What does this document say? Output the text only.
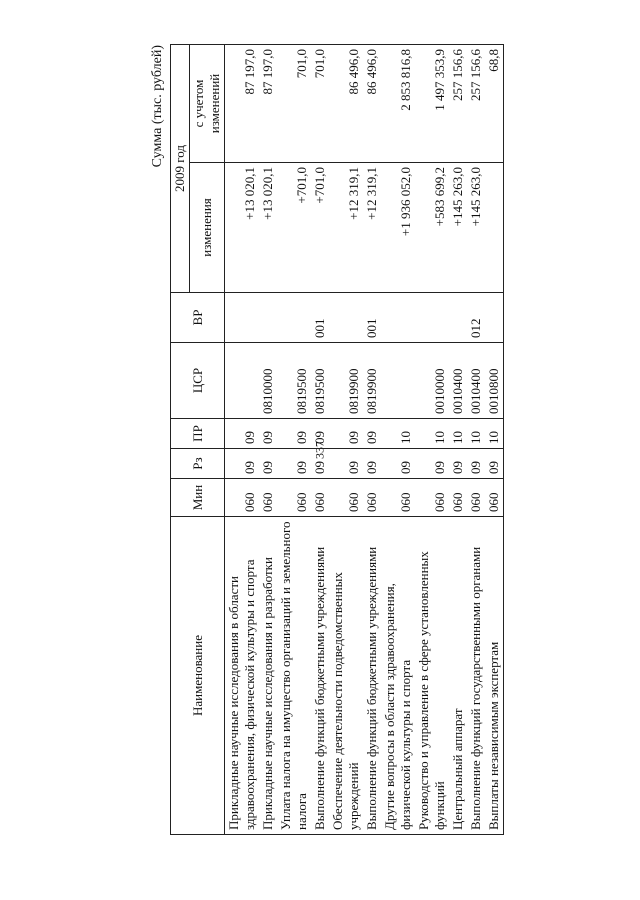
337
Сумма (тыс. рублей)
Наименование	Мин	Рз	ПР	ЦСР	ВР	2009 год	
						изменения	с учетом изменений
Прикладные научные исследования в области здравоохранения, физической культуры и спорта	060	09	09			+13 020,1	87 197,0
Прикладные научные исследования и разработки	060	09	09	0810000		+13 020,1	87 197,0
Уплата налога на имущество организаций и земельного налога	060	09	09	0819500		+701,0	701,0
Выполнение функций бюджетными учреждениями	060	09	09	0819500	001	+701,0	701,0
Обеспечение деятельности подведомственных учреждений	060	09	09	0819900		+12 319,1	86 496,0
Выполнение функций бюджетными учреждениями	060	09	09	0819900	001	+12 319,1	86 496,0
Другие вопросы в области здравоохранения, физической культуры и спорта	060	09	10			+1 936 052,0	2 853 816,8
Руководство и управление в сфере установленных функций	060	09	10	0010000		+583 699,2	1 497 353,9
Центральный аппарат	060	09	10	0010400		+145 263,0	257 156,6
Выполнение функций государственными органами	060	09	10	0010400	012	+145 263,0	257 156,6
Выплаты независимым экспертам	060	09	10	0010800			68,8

————————

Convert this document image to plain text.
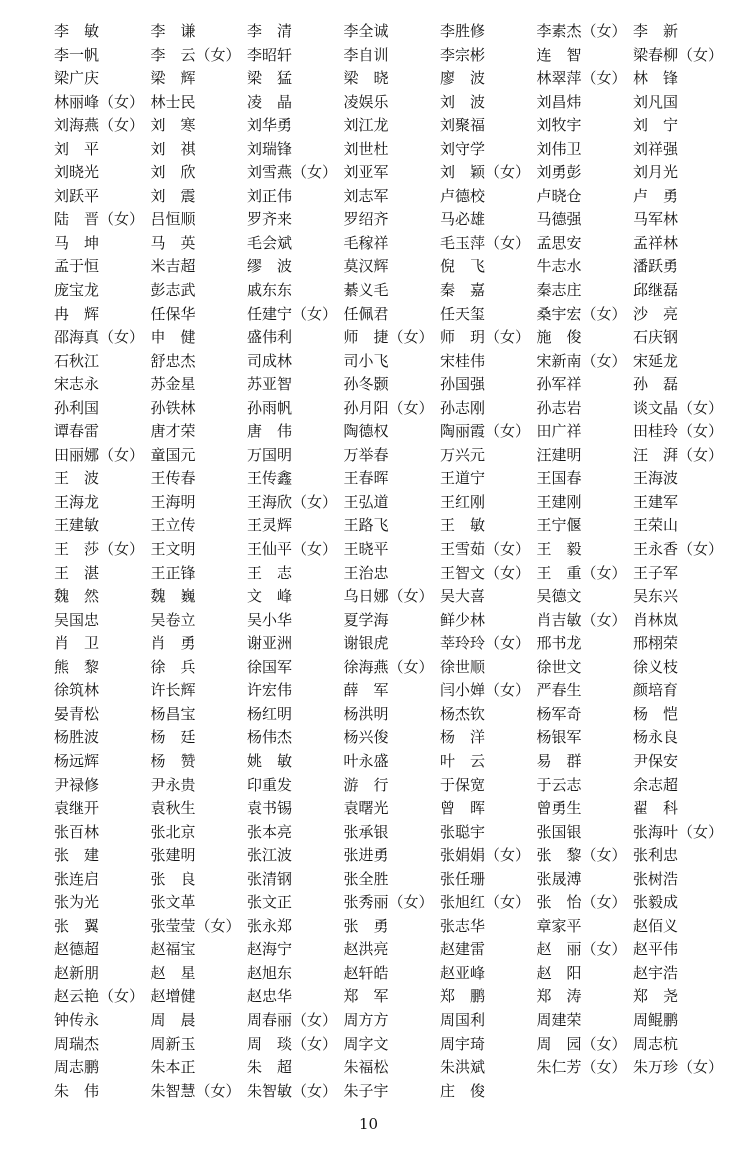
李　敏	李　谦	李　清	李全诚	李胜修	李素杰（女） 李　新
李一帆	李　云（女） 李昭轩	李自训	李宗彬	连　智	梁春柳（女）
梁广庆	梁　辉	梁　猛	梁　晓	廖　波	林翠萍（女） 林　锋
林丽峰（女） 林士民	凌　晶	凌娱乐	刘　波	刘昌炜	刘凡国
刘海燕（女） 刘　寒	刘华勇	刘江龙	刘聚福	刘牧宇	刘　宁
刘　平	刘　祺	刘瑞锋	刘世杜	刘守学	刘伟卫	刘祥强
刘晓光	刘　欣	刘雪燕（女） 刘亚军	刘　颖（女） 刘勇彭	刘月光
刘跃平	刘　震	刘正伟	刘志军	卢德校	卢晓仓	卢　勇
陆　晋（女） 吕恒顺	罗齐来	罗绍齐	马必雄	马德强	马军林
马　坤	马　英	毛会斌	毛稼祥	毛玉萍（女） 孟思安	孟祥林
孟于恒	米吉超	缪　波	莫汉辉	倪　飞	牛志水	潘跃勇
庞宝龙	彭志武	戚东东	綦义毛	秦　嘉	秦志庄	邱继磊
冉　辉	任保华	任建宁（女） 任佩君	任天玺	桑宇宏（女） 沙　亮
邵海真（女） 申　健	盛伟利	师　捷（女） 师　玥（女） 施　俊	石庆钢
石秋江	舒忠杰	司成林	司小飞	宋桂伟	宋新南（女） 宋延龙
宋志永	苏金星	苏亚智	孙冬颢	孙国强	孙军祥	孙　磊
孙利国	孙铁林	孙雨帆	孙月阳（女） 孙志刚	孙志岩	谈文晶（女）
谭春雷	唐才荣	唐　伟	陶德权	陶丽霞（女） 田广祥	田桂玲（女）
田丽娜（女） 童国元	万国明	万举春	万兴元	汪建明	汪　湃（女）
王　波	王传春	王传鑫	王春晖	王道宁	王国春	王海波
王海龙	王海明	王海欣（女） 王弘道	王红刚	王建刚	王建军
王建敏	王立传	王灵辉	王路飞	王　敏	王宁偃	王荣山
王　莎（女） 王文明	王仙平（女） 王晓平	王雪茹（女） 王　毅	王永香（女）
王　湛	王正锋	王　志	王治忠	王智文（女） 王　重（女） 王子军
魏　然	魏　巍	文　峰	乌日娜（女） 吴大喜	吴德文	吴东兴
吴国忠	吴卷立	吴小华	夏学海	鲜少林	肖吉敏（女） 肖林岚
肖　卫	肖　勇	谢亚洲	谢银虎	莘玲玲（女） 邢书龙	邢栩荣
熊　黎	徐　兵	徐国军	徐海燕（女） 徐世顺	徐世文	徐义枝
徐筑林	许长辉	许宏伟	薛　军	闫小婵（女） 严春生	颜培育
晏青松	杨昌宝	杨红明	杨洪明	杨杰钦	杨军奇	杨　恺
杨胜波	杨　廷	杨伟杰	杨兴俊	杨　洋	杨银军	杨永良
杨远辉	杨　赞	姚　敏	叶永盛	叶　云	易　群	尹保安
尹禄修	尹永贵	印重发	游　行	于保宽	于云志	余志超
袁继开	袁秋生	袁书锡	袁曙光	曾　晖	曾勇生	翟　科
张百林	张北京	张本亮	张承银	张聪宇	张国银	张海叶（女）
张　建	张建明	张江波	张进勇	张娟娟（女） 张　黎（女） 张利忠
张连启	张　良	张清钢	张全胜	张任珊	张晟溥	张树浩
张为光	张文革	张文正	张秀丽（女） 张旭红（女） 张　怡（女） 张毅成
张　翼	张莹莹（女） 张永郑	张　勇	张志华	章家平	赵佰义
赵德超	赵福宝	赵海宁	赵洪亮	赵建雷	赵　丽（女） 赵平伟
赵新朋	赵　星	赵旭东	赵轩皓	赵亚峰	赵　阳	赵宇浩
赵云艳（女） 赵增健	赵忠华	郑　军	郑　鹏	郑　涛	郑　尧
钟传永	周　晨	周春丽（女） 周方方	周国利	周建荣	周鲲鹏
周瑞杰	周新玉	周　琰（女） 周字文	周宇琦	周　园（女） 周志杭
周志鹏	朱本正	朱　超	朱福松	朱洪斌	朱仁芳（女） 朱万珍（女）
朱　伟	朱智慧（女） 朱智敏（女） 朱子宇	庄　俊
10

————————

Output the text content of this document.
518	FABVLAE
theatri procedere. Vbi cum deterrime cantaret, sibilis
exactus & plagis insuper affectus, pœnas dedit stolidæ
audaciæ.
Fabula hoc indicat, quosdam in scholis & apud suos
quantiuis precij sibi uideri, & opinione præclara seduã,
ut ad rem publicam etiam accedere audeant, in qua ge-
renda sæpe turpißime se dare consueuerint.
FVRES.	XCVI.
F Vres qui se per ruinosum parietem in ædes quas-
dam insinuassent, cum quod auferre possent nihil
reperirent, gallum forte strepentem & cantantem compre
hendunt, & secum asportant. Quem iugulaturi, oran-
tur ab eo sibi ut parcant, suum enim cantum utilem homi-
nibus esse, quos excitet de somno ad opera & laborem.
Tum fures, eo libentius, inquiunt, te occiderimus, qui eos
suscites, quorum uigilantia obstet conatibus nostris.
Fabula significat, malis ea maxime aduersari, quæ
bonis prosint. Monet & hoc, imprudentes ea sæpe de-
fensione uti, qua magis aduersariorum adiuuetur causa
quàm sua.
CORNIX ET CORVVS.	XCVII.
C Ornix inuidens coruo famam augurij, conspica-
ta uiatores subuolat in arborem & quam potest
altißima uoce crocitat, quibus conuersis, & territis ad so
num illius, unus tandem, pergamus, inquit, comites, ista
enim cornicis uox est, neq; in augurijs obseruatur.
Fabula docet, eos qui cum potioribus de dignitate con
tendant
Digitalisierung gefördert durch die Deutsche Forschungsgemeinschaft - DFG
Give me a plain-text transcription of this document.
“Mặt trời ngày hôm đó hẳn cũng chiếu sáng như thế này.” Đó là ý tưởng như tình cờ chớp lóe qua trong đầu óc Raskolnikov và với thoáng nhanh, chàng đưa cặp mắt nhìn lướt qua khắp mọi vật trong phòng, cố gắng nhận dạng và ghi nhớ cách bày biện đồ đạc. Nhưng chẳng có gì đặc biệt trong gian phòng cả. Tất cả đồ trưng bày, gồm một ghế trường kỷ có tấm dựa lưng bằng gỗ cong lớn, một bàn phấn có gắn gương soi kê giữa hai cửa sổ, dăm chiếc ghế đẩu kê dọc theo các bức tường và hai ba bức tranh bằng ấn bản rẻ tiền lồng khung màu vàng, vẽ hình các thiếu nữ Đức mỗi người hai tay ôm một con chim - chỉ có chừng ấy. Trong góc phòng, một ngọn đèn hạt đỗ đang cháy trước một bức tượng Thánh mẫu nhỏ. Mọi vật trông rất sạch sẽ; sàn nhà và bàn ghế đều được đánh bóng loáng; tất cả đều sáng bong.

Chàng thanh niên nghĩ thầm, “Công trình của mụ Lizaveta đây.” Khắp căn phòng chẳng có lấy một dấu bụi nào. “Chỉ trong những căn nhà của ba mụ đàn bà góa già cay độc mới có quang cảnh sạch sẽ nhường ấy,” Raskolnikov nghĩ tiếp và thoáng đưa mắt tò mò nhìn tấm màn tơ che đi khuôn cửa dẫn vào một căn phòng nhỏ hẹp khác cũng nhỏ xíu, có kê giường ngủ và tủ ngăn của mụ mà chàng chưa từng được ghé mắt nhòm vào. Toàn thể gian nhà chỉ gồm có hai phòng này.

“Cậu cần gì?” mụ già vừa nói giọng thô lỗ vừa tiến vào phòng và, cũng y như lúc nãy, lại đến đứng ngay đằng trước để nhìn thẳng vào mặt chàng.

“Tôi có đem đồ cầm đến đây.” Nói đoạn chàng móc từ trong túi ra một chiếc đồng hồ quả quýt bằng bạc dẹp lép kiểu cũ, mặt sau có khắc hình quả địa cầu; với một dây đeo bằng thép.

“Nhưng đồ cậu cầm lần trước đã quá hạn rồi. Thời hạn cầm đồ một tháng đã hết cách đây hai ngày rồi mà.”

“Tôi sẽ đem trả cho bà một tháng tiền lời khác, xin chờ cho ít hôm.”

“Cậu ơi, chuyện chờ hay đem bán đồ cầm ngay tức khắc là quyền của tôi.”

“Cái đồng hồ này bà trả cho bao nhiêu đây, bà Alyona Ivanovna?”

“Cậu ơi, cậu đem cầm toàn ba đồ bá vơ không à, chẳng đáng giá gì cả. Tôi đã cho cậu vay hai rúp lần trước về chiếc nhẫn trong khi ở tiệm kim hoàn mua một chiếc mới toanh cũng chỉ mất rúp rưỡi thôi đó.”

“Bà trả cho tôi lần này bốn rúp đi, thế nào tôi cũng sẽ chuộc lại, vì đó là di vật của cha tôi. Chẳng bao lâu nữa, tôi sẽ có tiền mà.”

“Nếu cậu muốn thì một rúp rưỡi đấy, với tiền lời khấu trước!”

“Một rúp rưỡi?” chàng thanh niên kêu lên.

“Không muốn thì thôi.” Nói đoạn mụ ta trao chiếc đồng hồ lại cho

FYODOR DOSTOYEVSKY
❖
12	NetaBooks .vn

————————

Given exercise: Going through the data above, count the lines where the string "области" appears, and answer with only that number.

Full solution: 2